# WHAT IS REQUIRED
Print all the entries verbatim.

>> BEGIN

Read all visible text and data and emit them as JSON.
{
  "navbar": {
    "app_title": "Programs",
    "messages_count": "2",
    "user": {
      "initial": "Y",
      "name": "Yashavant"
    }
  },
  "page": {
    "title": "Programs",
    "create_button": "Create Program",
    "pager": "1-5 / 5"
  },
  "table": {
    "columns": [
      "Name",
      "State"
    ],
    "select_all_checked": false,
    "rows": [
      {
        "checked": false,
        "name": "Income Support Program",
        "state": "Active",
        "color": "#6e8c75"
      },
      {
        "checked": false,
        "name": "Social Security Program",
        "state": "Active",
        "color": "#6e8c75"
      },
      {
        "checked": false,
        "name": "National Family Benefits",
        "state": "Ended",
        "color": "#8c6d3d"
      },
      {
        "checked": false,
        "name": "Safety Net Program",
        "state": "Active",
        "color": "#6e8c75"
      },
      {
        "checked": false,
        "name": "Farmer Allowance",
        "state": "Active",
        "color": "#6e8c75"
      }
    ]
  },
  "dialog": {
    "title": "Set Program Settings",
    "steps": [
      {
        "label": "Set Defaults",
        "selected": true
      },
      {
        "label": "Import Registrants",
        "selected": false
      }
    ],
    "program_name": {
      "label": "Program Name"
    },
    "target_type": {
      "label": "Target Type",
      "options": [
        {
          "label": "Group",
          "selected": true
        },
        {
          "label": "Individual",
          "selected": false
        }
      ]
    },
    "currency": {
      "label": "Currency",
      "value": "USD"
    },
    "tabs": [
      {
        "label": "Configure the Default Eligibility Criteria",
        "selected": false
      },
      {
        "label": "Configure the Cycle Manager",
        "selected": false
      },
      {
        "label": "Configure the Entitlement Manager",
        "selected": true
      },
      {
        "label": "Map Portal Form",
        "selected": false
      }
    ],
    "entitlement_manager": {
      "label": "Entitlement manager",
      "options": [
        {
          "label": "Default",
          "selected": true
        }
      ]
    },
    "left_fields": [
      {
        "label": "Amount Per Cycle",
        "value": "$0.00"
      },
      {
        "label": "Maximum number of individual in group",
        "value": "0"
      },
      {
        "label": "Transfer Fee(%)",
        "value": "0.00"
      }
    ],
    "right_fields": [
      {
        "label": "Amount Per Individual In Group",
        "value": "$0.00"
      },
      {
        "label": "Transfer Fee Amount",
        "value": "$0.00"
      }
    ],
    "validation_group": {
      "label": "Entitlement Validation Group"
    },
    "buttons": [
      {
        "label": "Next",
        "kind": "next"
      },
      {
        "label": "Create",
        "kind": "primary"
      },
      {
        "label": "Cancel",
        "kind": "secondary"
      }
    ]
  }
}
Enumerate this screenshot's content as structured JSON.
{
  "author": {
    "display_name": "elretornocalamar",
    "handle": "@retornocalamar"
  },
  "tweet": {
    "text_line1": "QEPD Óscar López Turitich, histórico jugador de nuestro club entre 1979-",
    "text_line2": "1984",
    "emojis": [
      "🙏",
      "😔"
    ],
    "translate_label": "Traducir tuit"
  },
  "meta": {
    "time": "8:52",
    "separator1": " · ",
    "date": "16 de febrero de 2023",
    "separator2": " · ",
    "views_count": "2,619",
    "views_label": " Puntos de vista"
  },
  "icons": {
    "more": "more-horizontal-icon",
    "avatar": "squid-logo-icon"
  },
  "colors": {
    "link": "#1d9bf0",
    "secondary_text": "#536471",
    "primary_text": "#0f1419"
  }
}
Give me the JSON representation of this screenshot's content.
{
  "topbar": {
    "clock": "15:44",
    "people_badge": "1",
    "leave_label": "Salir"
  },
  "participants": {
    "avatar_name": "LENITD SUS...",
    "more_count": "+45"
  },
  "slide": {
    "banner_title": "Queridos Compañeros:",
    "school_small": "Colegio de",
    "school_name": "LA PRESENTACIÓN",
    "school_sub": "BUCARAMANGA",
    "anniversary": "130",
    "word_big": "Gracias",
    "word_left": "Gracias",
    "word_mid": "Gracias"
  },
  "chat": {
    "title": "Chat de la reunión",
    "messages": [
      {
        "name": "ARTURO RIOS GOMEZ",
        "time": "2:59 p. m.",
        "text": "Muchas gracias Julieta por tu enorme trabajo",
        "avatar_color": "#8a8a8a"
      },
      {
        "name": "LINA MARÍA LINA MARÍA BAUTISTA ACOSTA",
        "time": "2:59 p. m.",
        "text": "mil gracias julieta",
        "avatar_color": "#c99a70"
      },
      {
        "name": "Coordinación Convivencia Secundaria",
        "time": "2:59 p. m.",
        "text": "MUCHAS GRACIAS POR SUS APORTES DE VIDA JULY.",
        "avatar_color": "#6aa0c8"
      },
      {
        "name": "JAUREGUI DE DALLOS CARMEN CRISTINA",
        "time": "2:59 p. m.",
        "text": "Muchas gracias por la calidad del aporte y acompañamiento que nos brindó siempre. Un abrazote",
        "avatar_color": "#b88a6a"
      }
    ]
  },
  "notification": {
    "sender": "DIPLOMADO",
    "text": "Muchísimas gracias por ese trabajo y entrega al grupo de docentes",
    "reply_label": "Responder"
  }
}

>> END

# SOLUTION
Read all visible text and data and emit them as JSON.
{
  "navbar": {
    "app_title": "Programs",
    "messages_count": "2",
    "user": {
      "initial": "Y",
      "name": "Yashavant"
    }
  },
  "page": {
    "title": "Programs",
    "create_button": "Create Program",
    "pager": "1-5 / 5"
  },
  "table": {
    "columns": [
      "Name",
      "State"
    ],
    "select_all_checked": false,
    "rows": [
      {
        "checked": false,
        "name": "Income Support Program",
        "state": "Active",
        "color": "#6e8c75"
      },
      {
        "checked": false,
        "name": "Social Security Program",
        "state": "Active",
        "color": "#6e8c75"
      },
      {
        "checked": false,
        "name": "National Family Benefits",
        "state": "Ended",
        "color": "#8c6d3d"
      },
      {
        "checked": false,
        "name": "Safety Net Program",
        "state": "Active",
        "color": "#6e8c75"
      },
      {
        "checked": false,
        "name": "Farmer Allowance",
        "state": "Active",
        "color": "#6e8c75"
      }
    ]
  },
  "dialog": {
    "title": "Set Program Settings",
    "steps": [
      {
        "label": "Set Defaults",
        "selected": true
      },
      {
        "label": "Import Registrants",
        "selected": false
      }
    ],
    "program_name": {
      "label": "Program Name"
    },
    "target_type": {
      "label": "Target Type",
      "options": [
        {
          "label": "Group",
          "selected": true
        },
        {
          "label": "Individual",
          "selected": false
        }
      ]
    },
    "currency": {
      "label": "Currency",
      "value": "USD"
    },
    "tabs": [
      {
        "label": "Configure the Default Eligibility Criteria",
        "selected": false
      },
      {
        "label": "Configure the Cycle Manager",
        "selected": false
      },
      {
        "label": "Configure the Entitlement Manager",
        "selected": true
      },
      {
        "label": "Map Portal Form",
        "selected": false
      }
    ],
    "entitlement_manager": {
      "label": "Entitlement manager",
      "options": [
        {
          "label": "Default",
          "selected": true
        }
      ]
    },
    "left_fields": [
      {
        "label": "Amount Per Cycle",
        "value": "$0.00"
      },
      {
        "label": "Maximum number of individual in group",
        "value": "0"
      },
      {
        "label": "Transfer Fee(%)",
        "value": "0.00"
      }
    ],
    "right_fields": [
      {
        "label": "Amount Per Individual In Group",
        "value": "$0.00"
      },
      {
        "label": "Transfer Fee Amount",
        "value": "$0.00"
      }
    ],
    "validation_group": {
      "label": "Entitlement Validation Group"
    },
    "buttons": [
      {
        "label": "Next",
        "kind": "next"
      },
      {
        "label": "Create",
        "kind": "primary"
      },
      {
        "label": "Cancel",
        "kind": "secondary"
      }
    ]
  }
}
Enumerate this screenshot's content as structured JSON.
{
  "author": {
    "display_name": "elretornocalamar",
    "handle": "@retornocalamar"
  },
  "tweet": {
    "text_line1": "QEPD Óscar López Turitich, histórico jugador de nuestro club entre 1979-",
    "text_line2": "1984",
    "emojis": [
      "🙏",
      "😔"
    ],
    "translate_label": "Traducir tuit"
  },
  "meta": {
    "time": "8:52",
    "separator1": " · ",
    "date": "16 de febrero de 2023",
    "separator2": " · ",
    "views_count": "2,619",
    "views_label": " Puntos de vista"
  },
  "icons": {
    "more": "more-horizontal-icon",
    "avatar": "squid-logo-icon"
  },
  "colors": {
    "link": "#1d9bf0",
    "secondary_text": "#536471",
    "primary_text": "#0f1419"
  }
}
Give me the JSON representation of this screenshot's content.
{
  "topbar": {
    "clock": "15:44",
    "people_badge": "1",
    "leave_label": "Salir"
  },
  "participants": {
    "avatar_name": "LENITD SUS...",
    "more_count": "+45"
  },
  "slide": {
    "banner_title": "Queridos Compañeros:",
    "school_small": "Colegio de",
    "school_name": "LA PRESENTACIÓN",
    "school_sub": "BUCARAMANGA",
    "anniversary": "130",
    "word_big": "Gracias",
    "word_left": "Gracias",
    "word_mid": "Gracias"
  },
  "chat": {
    "title": "Chat de la reunión",
    "messages": [
      {
        "name": "ARTURO RIOS GOMEZ",
        "time": "2:59 p. m.",
        "text": "Muchas gracias Julieta por tu enorme trabajo",
        "avatar_color": "#8a8a8a"
      },
      {
        "name": "LINA MARÍA LINA MARÍA BAUTISTA ACOSTA",
        "time": "2:59 p. m.",
        "text": "mil gracias julieta",
        "avatar_color": "#c99a70"
      },
      {
        "name": "Coordinación Convivencia Secundaria",
        "time": "2:59 p. m.",
        "text": "MUCHAS GRACIAS POR SUS APORTES DE VIDA JULY.",
        "avatar_color": "#6aa0c8"
      },
      {
        "name": "JAUREGUI DE DALLOS CARMEN CRISTINA",
        "time": "2:59 p. m.",
        "text": "Muchas gracias por la calidad del aporte y acompañamiento que nos brindó siempre. Un abrazote",
        "avatar_color": "#b88a6a"
      }
    ]
  },
  "notification": {
    "sender": "DIPLOMADO",
    "text": "Muchísimas gracias por ese trabajo y entrega al grupo de docentes",
    "reply_label": "Responder"
  }
}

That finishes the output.